• SHORT EXERCISE: Will you transcribe the entries that follow, exactly and in full?

• PROVIDED ENTRIES:
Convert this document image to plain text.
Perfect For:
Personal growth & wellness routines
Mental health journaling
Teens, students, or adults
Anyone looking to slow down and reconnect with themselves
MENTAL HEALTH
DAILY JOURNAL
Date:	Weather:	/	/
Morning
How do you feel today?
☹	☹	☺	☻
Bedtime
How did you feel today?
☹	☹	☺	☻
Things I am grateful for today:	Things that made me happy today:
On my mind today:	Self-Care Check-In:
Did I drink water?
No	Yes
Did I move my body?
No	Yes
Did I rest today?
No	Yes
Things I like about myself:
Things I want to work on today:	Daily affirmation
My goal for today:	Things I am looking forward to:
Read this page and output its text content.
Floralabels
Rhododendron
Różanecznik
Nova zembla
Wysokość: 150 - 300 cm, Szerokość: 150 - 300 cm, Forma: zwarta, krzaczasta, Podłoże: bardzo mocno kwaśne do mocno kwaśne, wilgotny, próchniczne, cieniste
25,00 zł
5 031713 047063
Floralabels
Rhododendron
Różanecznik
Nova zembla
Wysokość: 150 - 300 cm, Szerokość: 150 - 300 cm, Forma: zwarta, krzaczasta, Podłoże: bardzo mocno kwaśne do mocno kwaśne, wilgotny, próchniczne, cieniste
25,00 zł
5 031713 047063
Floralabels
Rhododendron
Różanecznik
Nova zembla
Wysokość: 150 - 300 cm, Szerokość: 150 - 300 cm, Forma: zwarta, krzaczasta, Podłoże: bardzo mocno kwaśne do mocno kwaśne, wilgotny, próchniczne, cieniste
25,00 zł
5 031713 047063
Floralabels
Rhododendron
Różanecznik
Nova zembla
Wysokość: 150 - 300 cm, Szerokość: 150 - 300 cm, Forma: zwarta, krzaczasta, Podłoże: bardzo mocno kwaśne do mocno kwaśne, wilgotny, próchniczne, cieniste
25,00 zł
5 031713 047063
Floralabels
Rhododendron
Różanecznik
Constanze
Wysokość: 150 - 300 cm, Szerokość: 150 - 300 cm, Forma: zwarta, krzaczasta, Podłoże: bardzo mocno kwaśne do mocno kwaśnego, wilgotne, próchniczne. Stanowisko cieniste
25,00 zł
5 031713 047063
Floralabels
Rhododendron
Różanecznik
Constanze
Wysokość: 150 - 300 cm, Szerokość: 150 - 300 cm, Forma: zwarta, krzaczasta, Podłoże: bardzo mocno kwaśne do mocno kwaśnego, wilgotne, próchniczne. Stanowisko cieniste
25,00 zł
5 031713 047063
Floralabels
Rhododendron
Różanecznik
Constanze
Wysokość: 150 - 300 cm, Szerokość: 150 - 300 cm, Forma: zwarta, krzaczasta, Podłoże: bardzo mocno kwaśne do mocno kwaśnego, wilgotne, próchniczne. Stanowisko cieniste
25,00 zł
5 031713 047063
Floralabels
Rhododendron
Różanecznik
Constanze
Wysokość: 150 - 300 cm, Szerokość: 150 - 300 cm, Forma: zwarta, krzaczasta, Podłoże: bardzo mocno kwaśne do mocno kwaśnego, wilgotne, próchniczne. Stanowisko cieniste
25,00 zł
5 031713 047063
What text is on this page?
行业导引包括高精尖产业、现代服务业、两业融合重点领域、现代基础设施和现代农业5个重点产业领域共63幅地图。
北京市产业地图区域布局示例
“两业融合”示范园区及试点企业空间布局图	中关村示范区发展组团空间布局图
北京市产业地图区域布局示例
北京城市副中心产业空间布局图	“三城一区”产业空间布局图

• SOLVED EXERCISE:
Convert this document image to plain text.
Perfect For:
Personal growth & wellness routines
Mental health journaling
Teens, students, or adults
Anyone looking to slow down and reconnect with themselves
MENTAL HEALTH
DAILY JOURNAL
Date:	Weather:	/	/
Morning
How do you feel today?
☹	☹	☺	☻
Bedtime
How did you feel today?
☹	☹	☺	☻
Things I am grateful for today:	Things that made me happy today:
On my mind today:	Self-Care Check-In:
Did I drink water?
No	Yes
Did I move my body?
No	Yes
Did I rest today?
No	Yes
Things I like about myself:
Things I want to work on today:	Daily affirmation
My goal for today:	Things I am looking forward to:
Read this page and output its text content.
Floralabels
Rhododendron
Różanecznik
Nova zembla
Wysokość: 150 - 300 cm, Szerokość: 150 - 300 cm, Forma: zwarta, krzaczasta, Podłoże: bardzo mocno kwaśne do mocno kwaśne, wilgotny, próchniczne, cieniste
25,00 zł
5 031713 047063
Floralabels
Rhododendron
Różanecznik
Nova zembla
Wysokość: 150 - 300 cm, Szerokość: 150 - 300 cm, Forma: zwarta, krzaczasta, Podłoże: bardzo mocno kwaśne do mocno kwaśne, wilgotny, próchniczne, cieniste
25,00 zł
5 031713 047063
Floralabels
Rhododendron
Różanecznik
Nova zembla
Wysokość: 150 - 300 cm, Szerokość: 150 - 300 cm, Forma: zwarta, krzaczasta, Podłoże: bardzo mocno kwaśne do mocno kwaśne, wilgotny, próchniczne, cieniste
25,00 zł
5 031713 047063
Floralabels
Rhododendron
Różanecznik
Nova zembla
Wysokość: 150 - 300 cm, Szerokość: 150 - 300 cm, Forma: zwarta, krzaczasta, Podłoże: bardzo mocno kwaśne do mocno kwaśne, wilgotny, próchniczne, cieniste
25,00 zł
5 031713 047063
Floralabels
Rhododendron
Różanecznik
Constanze
Wysokość: 150 - 300 cm, Szerokość: 150 - 300 cm, Forma: zwarta, krzaczasta, Podłoże: bardzo mocno kwaśne do mocno kwaśnego, wilgotne, próchniczne. Stanowisko cieniste
25,00 zł
5 031713 047063
Floralabels
Rhododendron
Różanecznik
Constanze
Wysokość: 150 - 300 cm, Szerokość: 150 - 300 cm, Forma: zwarta, krzaczasta, Podłoże: bardzo mocno kwaśne do mocno kwaśnego, wilgotne, próchniczne. Stanowisko cieniste
25,00 zł
5 031713 047063
Floralabels
Rhododendron
Różanecznik
Constanze
Wysokość: 150 - 300 cm, Szerokość: 150 - 300 cm, Forma: zwarta, krzaczasta, Podłoże: bardzo mocno kwaśne do mocno kwaśnego, wilgotne, próchniczne. Stanowisko cieniste
25,00 zł
5 031713 047063
Floralabels
Rhododendron
Różanecznik
Constanze
Wysokość: 150 - 300 cm, Szerokość: 150 - 300 cm, Forma: zwarta, krzaczasta, Podłoże: bardzo mocno kwaśne do mocno kwaśnego, wilgotne, próchniczne. Stanowisko cieniste
25,00 zł
5 031713 047063
What text is on this page?
行业导引包括高精尖产业、现代服务业、两业融合重点领域、现代基础设施和现代农业5个重点产业领域共63幅地图。
北京市产业地图区域布局示例
“两业融合”示范园区及试点企业空间布局图	中关村示范区发展组团空间布局图
北京市产业地图区域布局示例
北京城市副中心产业空间布局图	“三城一区”产业空间布局图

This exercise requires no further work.